> **Task prompt**: Copy word for word the lines between the one holding "Patent image size: (931, 668)." and the one holding "The three-way valve 49 is at (420, 308).", inclusive.

> **Material for the task**:
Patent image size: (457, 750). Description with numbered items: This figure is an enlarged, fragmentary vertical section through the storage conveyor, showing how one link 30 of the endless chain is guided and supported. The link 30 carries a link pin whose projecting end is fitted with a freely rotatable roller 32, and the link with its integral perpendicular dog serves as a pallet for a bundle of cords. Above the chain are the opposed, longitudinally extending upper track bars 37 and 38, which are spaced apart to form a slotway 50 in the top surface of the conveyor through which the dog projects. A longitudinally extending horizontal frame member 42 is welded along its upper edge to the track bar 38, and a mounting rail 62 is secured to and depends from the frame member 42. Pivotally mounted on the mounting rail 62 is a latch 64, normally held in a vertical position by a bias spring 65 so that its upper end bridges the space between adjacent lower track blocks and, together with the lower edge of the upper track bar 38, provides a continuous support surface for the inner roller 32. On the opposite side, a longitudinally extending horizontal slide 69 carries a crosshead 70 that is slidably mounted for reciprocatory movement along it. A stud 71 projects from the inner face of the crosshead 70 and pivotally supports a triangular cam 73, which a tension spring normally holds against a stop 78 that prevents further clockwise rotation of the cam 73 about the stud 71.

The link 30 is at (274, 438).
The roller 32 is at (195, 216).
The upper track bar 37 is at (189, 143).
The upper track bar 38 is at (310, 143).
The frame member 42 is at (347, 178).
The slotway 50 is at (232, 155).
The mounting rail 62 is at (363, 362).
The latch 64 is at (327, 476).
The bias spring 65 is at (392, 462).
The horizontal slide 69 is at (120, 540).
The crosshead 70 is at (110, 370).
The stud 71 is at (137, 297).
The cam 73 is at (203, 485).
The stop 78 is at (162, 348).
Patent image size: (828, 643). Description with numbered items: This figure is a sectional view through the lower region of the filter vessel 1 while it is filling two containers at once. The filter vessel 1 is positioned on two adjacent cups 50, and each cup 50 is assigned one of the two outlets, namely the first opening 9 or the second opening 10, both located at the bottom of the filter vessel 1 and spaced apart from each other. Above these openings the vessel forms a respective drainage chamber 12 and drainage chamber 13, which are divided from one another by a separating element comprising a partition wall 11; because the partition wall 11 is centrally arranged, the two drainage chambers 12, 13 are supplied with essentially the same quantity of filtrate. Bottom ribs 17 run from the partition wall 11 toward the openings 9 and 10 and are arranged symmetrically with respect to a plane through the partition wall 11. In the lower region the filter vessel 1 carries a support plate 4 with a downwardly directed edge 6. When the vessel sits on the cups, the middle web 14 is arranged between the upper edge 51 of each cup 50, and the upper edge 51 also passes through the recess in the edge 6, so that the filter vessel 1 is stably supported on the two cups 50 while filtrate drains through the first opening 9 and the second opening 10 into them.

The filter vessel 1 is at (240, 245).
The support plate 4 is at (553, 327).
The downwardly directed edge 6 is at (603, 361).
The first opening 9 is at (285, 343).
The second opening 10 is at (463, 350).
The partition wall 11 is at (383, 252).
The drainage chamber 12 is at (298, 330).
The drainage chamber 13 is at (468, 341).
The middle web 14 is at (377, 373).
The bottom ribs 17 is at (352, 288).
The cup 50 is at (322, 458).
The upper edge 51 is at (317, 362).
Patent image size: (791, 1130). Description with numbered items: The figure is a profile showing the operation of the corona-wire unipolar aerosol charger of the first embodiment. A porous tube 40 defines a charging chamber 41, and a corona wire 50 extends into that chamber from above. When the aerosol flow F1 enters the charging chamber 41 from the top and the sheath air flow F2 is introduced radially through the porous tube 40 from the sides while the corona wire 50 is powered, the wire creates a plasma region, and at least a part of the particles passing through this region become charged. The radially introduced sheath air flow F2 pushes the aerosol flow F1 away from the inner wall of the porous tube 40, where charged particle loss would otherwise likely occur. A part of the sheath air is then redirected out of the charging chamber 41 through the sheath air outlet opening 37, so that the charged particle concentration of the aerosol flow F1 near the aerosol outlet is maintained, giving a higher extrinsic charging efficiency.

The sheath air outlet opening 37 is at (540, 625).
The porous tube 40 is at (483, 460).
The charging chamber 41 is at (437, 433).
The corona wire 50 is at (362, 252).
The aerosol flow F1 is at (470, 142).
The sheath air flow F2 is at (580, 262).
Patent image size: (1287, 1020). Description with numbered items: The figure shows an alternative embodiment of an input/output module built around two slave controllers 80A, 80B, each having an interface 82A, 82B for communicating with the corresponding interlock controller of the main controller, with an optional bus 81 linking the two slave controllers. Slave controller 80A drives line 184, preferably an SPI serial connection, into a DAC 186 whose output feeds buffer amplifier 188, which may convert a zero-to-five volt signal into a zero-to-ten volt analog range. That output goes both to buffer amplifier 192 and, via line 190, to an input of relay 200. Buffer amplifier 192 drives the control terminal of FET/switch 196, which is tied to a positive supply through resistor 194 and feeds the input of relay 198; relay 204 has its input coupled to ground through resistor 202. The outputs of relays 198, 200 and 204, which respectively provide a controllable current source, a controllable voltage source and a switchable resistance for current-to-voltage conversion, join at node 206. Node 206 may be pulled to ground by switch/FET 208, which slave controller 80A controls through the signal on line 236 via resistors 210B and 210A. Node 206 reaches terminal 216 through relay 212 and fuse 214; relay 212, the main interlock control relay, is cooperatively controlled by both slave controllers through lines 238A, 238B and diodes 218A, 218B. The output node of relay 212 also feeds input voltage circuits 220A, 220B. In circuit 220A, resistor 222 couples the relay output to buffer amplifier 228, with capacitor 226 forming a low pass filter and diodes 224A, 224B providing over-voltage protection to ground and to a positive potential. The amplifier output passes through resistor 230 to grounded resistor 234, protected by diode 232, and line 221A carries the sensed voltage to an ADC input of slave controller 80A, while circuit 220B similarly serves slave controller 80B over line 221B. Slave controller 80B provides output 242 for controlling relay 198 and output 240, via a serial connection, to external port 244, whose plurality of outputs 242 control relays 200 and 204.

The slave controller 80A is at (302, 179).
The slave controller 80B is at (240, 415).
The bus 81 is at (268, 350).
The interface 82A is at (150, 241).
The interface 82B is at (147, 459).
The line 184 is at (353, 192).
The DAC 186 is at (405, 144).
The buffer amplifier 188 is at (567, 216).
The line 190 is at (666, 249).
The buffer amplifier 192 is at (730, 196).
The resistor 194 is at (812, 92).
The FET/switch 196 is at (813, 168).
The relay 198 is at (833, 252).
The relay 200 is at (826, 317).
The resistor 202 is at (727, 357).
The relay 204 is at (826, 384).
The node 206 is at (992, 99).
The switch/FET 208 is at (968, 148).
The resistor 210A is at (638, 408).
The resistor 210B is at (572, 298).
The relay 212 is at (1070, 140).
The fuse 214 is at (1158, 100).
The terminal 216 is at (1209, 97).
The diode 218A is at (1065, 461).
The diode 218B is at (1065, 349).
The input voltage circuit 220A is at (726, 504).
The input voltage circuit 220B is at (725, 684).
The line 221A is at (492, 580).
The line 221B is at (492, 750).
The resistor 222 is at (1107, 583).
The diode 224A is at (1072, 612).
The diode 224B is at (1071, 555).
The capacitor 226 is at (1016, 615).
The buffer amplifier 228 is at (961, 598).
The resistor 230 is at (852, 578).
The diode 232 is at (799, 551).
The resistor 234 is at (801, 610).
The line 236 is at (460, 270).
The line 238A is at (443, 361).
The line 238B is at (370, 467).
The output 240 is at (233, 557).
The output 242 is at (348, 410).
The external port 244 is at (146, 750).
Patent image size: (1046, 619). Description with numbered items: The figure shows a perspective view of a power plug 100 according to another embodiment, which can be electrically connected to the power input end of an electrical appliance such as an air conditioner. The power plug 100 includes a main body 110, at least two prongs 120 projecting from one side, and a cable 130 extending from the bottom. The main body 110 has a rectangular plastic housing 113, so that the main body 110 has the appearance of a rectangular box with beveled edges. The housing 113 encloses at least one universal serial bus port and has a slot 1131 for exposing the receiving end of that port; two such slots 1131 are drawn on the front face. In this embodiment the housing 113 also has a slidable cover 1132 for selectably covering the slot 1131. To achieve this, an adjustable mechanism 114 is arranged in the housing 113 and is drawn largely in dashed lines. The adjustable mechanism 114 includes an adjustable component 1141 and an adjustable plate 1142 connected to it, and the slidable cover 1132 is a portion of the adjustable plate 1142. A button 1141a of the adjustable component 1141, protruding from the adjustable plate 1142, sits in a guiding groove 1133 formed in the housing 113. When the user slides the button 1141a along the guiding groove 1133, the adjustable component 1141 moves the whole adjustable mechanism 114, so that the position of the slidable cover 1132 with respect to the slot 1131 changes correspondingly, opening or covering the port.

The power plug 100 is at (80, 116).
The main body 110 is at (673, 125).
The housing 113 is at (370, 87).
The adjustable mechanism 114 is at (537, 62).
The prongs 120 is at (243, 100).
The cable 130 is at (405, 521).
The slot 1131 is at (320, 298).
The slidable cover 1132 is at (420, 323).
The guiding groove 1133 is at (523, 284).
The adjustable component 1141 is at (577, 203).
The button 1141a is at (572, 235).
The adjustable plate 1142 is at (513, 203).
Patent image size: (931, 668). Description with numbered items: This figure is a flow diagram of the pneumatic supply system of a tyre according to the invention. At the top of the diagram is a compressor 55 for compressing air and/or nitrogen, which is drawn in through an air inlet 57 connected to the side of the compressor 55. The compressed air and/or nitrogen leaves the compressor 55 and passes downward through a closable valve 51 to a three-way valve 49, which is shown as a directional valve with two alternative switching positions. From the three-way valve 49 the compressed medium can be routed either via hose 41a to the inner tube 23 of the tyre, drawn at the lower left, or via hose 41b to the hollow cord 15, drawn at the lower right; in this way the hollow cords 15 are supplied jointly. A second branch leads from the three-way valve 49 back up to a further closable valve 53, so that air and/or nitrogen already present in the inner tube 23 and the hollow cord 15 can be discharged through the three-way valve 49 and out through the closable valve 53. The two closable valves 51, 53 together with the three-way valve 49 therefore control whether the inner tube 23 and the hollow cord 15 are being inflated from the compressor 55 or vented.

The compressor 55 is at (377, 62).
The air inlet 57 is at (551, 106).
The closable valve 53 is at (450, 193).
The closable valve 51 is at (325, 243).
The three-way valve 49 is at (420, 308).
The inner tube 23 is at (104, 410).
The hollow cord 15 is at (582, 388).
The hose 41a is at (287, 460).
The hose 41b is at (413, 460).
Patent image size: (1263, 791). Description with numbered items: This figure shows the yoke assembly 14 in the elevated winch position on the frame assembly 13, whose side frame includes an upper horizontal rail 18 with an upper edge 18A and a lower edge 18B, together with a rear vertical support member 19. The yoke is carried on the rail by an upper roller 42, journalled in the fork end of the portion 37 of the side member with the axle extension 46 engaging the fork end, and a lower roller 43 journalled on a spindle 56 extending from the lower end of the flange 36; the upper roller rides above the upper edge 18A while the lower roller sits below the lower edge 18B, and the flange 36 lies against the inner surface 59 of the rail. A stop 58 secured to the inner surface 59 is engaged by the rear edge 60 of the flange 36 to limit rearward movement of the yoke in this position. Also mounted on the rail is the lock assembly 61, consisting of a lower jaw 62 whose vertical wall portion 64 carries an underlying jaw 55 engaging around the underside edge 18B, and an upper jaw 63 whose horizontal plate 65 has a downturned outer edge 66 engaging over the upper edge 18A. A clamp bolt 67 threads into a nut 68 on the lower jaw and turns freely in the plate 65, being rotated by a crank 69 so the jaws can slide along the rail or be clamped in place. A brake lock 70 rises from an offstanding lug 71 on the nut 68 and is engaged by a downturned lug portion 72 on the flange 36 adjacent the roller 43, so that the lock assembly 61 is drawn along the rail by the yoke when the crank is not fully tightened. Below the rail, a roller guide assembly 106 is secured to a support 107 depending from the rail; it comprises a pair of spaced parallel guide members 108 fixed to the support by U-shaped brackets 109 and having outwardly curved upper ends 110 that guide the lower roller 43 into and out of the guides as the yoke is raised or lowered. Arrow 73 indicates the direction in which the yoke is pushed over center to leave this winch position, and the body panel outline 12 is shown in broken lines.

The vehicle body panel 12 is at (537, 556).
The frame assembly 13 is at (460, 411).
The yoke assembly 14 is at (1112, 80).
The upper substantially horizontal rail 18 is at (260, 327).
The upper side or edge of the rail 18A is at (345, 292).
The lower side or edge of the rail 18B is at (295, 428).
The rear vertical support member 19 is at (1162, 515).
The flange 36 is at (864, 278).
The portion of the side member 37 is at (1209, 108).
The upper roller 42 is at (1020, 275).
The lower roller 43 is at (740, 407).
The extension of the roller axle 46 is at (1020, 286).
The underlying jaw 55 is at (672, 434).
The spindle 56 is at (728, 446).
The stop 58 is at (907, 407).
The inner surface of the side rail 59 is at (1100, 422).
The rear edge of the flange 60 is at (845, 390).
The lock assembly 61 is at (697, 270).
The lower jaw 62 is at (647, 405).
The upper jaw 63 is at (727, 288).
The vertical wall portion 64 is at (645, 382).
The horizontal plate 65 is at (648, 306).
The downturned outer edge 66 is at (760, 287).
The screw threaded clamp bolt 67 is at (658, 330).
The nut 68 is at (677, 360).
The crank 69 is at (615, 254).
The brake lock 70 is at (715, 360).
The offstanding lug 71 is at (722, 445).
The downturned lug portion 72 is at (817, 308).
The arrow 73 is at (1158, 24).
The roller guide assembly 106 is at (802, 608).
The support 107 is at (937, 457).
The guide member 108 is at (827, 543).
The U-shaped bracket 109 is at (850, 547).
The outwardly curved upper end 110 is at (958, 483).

> **The completed task**:
Patent image size: (931, 668). Description with numbered items: This figure is a flow diagram of the pneumatic supply system of a tyre according to the invention. At the top of the diagram is a compressor 55 for compressing air and/or nitrogen, which is drawn in through an air inlet 57 connected to the side of the compressor 55. The compressed air and/or nitrogen leaves the compressor 55 and passes downward through a closable valve 51 to a three-way valve 49, which is shown as a directional valve with two alternative switching positions. From the three-way valve 49 the compressed medium can be routed either via hose 41a to the inner tube 23 of the tyre, drawn at the lower left, or via hose 41b to the hollow cord 15, drawn at the lower right; in this way the hollow cords 15 are supplied jointly. A second branch leads from the three-way valve 49 back up to a further closable valve 53, so that air and/or nitrogen already present in the inner tube 23 and the hollow cord 15 can be discharged through the three-way valve 49 and out through the closable valve 53. The two closable valves 51, 53 together with the three-way valve 49 therefore control whether the inner tube 23 and the hollow cord 15 are being inflated from the compressor 55 or vented.

The compressor 55 is at (377, 62).
The air inlet 57 is at (551, 106).
The closable valve 53 is at (450, 193).
The closable valve 51 is at (325, 243).
The three-way valve 49 is at (420, 308).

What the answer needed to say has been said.